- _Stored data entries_
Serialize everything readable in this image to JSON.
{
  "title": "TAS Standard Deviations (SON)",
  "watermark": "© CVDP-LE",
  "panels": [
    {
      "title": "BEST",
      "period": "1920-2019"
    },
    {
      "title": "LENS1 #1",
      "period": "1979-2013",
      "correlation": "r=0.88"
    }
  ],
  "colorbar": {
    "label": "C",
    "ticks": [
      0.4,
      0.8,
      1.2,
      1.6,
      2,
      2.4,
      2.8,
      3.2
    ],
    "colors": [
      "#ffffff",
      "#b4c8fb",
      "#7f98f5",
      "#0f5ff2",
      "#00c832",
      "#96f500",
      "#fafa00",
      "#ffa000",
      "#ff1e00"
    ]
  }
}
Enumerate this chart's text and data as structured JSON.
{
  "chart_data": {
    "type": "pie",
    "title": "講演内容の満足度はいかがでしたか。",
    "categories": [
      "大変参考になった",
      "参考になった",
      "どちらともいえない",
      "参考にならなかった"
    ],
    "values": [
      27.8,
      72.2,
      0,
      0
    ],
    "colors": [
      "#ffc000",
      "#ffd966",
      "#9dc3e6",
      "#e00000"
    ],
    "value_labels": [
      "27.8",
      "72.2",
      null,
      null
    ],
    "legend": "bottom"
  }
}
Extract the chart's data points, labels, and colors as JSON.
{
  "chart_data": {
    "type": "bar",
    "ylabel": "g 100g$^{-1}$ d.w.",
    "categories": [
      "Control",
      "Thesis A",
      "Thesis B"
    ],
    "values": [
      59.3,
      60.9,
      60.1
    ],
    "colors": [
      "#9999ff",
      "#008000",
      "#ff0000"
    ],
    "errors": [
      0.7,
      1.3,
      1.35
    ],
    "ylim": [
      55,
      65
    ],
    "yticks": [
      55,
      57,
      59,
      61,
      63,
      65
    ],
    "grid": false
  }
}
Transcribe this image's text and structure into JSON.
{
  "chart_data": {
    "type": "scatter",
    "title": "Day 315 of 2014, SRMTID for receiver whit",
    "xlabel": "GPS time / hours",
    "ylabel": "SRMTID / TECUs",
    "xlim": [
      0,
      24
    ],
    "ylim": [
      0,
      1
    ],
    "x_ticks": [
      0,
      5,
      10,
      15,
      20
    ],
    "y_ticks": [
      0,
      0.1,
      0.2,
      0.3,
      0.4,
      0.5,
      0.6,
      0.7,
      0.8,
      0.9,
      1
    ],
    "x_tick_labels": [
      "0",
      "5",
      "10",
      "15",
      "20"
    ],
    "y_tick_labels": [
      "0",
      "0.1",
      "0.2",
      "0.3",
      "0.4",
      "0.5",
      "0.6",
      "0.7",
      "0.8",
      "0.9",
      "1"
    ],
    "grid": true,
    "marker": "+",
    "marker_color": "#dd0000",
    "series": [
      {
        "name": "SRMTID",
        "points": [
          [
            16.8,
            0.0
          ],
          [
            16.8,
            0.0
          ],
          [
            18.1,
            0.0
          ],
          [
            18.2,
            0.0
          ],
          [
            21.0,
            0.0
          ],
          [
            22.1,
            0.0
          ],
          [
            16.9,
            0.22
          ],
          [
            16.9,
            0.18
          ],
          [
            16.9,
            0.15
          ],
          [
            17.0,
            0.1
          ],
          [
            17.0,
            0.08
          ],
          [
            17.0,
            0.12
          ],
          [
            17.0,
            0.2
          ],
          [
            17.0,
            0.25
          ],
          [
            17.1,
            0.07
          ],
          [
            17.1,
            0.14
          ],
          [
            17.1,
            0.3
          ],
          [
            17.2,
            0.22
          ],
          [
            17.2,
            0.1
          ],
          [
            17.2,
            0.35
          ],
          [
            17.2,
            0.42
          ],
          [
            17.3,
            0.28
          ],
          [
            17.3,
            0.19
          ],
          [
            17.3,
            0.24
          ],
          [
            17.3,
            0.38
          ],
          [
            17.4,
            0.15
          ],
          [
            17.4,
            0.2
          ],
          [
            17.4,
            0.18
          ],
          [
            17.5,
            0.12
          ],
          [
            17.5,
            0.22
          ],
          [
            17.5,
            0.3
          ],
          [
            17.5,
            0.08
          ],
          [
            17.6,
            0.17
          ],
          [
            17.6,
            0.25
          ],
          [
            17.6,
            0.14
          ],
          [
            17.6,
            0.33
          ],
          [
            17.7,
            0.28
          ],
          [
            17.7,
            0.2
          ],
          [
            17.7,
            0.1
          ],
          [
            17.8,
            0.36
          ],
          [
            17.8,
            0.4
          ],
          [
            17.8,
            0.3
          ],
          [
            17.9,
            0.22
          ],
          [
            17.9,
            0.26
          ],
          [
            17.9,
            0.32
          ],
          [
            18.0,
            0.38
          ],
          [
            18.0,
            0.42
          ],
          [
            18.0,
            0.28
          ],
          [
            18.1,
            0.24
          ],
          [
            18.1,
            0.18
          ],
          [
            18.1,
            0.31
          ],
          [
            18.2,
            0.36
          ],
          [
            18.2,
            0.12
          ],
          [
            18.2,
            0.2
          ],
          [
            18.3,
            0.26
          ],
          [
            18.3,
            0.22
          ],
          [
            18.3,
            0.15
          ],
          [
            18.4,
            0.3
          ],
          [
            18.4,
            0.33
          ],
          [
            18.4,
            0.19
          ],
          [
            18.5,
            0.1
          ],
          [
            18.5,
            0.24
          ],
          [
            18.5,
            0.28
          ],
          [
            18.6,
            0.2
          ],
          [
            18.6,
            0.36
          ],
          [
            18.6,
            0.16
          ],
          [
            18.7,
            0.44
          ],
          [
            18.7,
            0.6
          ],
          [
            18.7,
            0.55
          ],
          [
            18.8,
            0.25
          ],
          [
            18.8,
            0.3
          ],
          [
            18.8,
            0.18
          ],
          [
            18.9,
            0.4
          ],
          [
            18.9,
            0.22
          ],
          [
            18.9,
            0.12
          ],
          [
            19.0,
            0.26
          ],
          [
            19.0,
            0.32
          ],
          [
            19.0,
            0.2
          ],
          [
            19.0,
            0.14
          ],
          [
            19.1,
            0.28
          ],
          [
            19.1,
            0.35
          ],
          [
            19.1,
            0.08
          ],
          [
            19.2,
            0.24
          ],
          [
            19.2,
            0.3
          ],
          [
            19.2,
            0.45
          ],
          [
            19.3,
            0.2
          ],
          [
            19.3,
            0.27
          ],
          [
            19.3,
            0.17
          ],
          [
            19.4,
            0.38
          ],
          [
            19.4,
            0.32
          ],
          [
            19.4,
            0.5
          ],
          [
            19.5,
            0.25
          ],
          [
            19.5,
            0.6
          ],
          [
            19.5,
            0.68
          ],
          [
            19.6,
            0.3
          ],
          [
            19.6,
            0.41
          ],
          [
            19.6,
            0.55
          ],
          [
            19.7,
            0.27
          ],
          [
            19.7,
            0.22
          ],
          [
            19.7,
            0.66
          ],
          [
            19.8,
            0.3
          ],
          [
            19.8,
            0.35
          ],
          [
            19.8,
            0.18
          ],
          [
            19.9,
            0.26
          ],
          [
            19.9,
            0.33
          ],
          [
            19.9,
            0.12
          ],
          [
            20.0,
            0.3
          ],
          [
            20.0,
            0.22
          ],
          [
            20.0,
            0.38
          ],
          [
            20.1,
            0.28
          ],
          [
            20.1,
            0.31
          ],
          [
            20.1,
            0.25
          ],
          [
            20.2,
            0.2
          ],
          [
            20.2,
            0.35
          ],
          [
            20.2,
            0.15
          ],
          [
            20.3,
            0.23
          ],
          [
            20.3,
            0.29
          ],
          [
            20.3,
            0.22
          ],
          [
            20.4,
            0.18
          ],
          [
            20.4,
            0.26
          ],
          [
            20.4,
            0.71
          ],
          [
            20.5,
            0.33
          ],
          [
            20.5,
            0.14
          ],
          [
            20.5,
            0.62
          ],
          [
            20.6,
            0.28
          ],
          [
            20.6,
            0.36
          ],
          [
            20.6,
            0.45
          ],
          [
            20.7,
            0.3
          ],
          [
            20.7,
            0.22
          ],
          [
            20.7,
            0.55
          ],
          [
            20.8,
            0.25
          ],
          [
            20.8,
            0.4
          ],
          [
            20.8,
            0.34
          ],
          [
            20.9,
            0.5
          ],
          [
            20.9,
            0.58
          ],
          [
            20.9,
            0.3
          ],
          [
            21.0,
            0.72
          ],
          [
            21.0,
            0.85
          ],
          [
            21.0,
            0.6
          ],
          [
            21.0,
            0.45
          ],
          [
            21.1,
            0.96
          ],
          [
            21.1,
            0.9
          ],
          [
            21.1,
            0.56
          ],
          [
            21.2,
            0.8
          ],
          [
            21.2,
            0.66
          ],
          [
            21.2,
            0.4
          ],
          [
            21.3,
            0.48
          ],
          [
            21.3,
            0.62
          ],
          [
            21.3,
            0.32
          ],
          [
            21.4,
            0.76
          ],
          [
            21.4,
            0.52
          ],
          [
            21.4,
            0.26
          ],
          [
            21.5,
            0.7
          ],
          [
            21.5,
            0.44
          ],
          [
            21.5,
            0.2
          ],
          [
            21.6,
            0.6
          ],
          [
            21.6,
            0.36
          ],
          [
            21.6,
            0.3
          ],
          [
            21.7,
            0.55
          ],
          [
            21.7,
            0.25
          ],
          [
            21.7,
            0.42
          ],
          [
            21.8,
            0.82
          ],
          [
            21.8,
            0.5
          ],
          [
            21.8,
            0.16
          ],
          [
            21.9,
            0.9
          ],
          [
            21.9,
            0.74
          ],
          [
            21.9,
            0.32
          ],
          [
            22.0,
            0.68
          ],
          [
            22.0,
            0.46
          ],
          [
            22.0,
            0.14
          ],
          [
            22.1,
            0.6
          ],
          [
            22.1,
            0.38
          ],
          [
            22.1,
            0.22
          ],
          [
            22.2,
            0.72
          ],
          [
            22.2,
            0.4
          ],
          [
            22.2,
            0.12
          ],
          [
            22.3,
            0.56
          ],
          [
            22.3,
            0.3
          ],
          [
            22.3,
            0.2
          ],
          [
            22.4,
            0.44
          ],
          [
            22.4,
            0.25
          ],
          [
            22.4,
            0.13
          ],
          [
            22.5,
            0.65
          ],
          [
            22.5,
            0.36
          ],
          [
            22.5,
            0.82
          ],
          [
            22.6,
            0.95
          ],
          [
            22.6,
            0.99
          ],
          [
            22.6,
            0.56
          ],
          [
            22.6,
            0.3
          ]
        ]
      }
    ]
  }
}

- _GIVEN TASK_
List the lines of the records where "text" occurs.

- _ANSWER BELOW_
Enumerate this chart's text and data as structured JSON.
Transcribe this image's text and structure into JSON.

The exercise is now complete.